Auszug aus Dokument:
○ ○ ○ ○ ○

§ 85 BDG, Übergangsbestimmungen

§ 85 BDG
Bundesdisziplinargesetz (BDG)
Bundesrecht

Teil 7 – Übergangs- und Schlussbestimmungen

Titel: Bundesdisziplinargesetz (BDG)
Normgeber: Bund
Amtliche Abkürzung: BDG
Gliederungs-Nr.: 2031-4
Normtyp: Gesetz

(1) 1Die nach bisherigem Recht eingeleiteten Disziplinarverfahren werden in der Lage, in der sie sich bei In-Kraft-Treten dieses Gesetzes befinden, nach diesem Gesetz fortgeführt, soweit in den Absätzen 2 bis 7 nichts Abweichendes bestimmt ist. 2Maßnahmen, die nach bisherigem Recht getroffen worden sind, bleiben rechtswirksam.

(2) Die folgenden Disziplinarmaßnahmen nach bisherigem Recht stehen folgenden Disziplinarmaßnahmen nach diesem Gesetz gleich:

  1. 1.
    die Gehaltskürzung der Kürzung der Dienstbezüge,
  2. 2.
    die Versetzung in ein Amt derselben Laufbahn mit geringerem Endgrundgehalt der Zurückstufung und
  3. 3.
    die Entfernung aus dem Dienst der Entfernung aus dem Beamtenverhältnis.

(3) Vor dem In-Kraft-Treten dieses Gesetzes eingeleitete förmliche Disziplinarverfahren werden nach bisherigem Recht fortgeführt.

(4) 1Die Behörde des Bundesdisziplinaranwalts wird mit Ablauf des 31. Dezember 2003 aufgelöst. 2Ab diesem Zeitpunkt fertigt die Einleitungsbehörde in den Fällen von Absatz 3 die Anschuldigungsschrift; die Vorschriften der Bundesdisziplinarordnung sind nicht anzuwenden, soweit sie den Bundesdisziplinaranwalt betreffen.

(5) 1Für die Wiederaufnahme von Disziplinarverfahren, die vor dem In-Kraft-Treten dieses Gesetzes rechtskräftig abgeschlossen worden sind, gilt bis zum Ablauf des 31. Dezember 2003 Abschnitt IV der Bundesdisziplinarordnung. 2Ab diesem Zeitpunkt gelten die Bestimmungen dieses Gesetzes.

(6) Die nach bisherigem Recht in einem Disziplinarverfahren ergangenen Entscheidungen sind nach bisherigem Recht zu vollstrecken, wenn sie unanfechtbar geworden sind.

(7) 1Die Frist für das Verwertungsverbot und ihre Berechnung für die Disziplinarmaßnahmen, die vor dem In-Kraft-Treten dieses Gesetzes verhängt worden sind, bestimmen sich nach diesem Gesetz. 2Dies gilt nicht, wenn die Frist und ihre Berechnung nach bisherigem Recht für den Beamten günstiger ist.

(8) 1Gebühren nach § 78 Satz 1 werden nur für die nach dem 31. Dezember 2009 anhängig werdenden gerichtlichen Verfahren erhoben. 2Dies gilt nicht im Verfahren über ein Rechtsmittel, das nach dem 31. Dezember 2009 eingelegt worden ist.

Zu § 85: Geändert durch G vom 5. 2. 2009 (BGBl I S. 160), 6. 12. 2011 (BGBl I S. 2554) und 6. 3. 2015 (BGBl I S. 250).

○ ○ ○ ○ ○

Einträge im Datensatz
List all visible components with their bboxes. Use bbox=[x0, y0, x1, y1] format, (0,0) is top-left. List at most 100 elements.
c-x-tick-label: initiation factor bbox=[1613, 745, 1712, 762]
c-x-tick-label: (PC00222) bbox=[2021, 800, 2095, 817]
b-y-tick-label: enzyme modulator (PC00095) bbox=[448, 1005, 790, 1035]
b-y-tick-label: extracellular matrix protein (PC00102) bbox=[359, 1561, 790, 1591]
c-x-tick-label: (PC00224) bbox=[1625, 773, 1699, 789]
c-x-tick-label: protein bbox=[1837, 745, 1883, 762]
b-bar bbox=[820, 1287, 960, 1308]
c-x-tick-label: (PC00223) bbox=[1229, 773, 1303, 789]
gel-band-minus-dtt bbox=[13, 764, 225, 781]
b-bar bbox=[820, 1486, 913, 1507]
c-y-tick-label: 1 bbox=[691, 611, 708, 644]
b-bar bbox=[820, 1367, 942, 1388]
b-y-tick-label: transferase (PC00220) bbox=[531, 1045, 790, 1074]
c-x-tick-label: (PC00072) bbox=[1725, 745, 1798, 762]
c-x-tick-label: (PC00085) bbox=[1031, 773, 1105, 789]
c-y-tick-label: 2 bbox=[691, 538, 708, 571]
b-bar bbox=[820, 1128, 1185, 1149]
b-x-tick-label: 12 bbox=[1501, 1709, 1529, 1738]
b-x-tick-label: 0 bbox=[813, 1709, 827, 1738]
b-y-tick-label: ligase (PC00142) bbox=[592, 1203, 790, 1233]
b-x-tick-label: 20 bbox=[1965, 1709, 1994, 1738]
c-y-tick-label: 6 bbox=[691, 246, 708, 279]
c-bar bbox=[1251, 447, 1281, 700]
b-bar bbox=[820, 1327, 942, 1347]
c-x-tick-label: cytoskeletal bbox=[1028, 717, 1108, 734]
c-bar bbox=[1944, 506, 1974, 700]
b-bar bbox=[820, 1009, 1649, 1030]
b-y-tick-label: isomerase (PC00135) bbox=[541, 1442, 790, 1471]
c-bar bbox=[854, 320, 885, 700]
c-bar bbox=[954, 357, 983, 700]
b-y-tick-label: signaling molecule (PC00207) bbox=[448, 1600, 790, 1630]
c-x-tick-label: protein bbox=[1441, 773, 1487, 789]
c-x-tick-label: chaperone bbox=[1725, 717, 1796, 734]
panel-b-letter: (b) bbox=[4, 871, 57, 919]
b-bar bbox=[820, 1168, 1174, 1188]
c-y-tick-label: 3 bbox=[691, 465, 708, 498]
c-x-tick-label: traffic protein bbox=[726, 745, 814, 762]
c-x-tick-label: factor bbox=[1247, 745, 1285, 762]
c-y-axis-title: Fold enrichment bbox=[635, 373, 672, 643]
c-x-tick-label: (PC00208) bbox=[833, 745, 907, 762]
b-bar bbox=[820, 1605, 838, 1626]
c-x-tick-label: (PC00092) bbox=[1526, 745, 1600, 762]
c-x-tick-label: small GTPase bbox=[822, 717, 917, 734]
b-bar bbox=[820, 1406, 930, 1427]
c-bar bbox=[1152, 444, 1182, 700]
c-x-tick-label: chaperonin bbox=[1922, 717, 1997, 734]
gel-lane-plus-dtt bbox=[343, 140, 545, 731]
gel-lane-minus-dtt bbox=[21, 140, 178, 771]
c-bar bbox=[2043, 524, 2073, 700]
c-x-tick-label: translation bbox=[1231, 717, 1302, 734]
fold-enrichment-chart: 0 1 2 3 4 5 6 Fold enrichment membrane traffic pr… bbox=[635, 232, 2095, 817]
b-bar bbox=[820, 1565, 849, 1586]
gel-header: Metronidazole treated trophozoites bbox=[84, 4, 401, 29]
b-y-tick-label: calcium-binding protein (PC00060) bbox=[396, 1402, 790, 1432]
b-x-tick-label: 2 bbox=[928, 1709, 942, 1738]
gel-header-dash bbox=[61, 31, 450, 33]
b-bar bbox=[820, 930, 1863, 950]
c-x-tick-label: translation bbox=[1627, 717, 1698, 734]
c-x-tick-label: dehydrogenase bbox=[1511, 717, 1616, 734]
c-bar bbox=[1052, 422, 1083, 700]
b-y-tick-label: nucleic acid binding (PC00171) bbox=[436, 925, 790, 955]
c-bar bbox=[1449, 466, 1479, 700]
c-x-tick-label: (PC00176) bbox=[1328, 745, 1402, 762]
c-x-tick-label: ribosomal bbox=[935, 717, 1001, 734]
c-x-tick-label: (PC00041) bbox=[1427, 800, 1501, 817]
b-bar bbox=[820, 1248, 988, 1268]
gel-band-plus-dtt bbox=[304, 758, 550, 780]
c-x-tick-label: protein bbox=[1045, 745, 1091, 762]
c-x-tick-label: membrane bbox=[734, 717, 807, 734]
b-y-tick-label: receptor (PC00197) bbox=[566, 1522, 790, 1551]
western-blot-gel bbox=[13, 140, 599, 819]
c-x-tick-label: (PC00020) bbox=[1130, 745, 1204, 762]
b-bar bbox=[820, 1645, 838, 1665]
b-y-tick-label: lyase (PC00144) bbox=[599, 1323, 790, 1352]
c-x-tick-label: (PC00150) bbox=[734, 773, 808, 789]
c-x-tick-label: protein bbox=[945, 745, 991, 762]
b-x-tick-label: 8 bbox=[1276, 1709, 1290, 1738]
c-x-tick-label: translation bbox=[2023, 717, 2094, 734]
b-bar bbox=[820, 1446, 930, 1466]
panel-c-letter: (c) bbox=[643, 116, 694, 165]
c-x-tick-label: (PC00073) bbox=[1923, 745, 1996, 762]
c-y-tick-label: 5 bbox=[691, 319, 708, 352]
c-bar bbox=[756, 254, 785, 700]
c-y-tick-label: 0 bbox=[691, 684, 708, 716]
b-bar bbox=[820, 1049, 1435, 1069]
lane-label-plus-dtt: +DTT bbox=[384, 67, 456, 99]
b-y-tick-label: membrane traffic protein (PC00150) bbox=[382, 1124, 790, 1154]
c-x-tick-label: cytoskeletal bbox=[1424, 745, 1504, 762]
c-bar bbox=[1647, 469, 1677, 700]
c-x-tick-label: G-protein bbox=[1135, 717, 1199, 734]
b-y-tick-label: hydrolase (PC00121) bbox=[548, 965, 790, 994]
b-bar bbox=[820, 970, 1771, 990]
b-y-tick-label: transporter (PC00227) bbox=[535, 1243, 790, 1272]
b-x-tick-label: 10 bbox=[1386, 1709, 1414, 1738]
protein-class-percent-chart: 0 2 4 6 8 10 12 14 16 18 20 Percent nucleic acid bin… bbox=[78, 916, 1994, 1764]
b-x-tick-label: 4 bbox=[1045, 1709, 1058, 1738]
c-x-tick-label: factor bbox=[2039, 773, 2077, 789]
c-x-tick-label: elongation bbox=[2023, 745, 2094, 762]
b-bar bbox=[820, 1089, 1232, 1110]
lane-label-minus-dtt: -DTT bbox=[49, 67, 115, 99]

○ ○ ○ ○ ○

Was zu tun ist: Schreiben Sie aus den Übergangsbestimmungen zu § 85 BDG wortgetreu alles ab, von „(2) Die folgenden“ bis hinunter zu „den Bundesdisziplinaranwalt betreffen.“.

Schriftliche Antwort:
(2) Die folgenden Disziplinarmaßnahmen nach bisherigem Recht stehen folgenden Disziplinarmaßnahmen nach diesem Gesetz gleich:

  1. 1.
    die Gehaltskürzung der Kürzung der Dienstbezüge,
  2. 2.
    die Versetzung in ein Amt derselben Laufbahn mit geringerem Endgrundgehalt der Zurückstufung und
  3. 3.
    die Entfernung aus dem Dienst der Entfernung aus dem Beamtenverhältnis.

(3) Vor dem In-Kraft-Treten dieses Gesetzes eingeleitete förmliche Disziplinarverfahren werden nach bisherigem Recht fortgeführt.

(4) 1Die Behörde des Bundesdisziplinaranwalts wird mit Ablauf des 31. Dezember 2003 aufgelöst. 2Ab diesem Zeitpunkt fertigt die Einleitungsbehörde in den Fällen von Absatz 3 die Anschuldigungsschrift; die Vorschriften der Bundesdisziplinarordnung sind nicht anzuwenden, soweit sie den Bundesdisziplinaranwalt betreffen.